● **WRITTEN EXERCISE**
Every entry needs to be printed exactly, please.

● **THE RECORDS**

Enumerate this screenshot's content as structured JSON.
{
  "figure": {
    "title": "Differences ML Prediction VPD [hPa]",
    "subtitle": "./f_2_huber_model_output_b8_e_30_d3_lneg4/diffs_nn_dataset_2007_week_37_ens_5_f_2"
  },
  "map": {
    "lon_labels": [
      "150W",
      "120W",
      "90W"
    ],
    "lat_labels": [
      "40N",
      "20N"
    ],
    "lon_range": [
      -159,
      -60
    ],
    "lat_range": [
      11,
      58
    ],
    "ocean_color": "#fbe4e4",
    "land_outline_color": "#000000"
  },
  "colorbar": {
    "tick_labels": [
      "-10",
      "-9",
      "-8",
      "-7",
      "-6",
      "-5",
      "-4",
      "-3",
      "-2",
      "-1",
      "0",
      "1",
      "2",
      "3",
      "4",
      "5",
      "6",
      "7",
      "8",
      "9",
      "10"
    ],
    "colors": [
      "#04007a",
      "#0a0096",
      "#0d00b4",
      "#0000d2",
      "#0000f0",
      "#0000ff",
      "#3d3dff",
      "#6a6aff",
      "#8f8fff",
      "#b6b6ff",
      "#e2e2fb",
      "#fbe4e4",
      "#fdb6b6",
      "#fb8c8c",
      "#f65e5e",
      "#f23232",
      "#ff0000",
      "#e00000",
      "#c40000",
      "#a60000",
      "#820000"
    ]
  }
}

● **FINAL RESULT**
Enumerate this screenshot's content as structured JSON.
{
  "figure": {
    "title": "Differences ML Prediction VPD [hPa]",
    "subtitle": "./f_2_huber_model_output_b8_e_30_d3_lneg4/diffs_nn_dataset_2007_week_37_ens_5_f_2"
  },
  "map": {
    "lon_labels": [
      "150W",
      "120W",
      "90W"
    ],
    "lat_labels": [
      "40N",
      "20N"
    ],
    "lon_range": [
      -159,
      -60
    ],
    "lat_range": [
      11,
      58
    ],
    "ocean_color": "#fbe4e4",
    "land_outline_color": "#000000"
  },
  "colorbar": {
    "tick_labels": [
      "-10",
      "-9",
      "-8",
      "-7",
      "-6",
      "-5",
      "-4",
      "-3",
      "-2",
      "-1",
      "0",
      "1",
      "2",
      "3",
      "4",
      "5",
      "6",
      "7",
      "8",
      "9",
      "10"
    ],
    "colors": [
      "#04007a",
      "#0a0096",
      "#0d00b4",
      "#0000d2",
      "#0000f0",
      "#0000ff",
      "#3d3dff",
      "#6a6aff",
      "#8f8fff",
      "#b6b6ff",
      "#e2e2fb",
      "#fbe4e4",
      "#fdb6b6",
      "#fb8c8c",
      "#f65e5e",
      "#f23232",
      "#ff0000",
      "#e00000",
      "#c40000",
      "#a60000",
      "#820000"
    ]
  }
}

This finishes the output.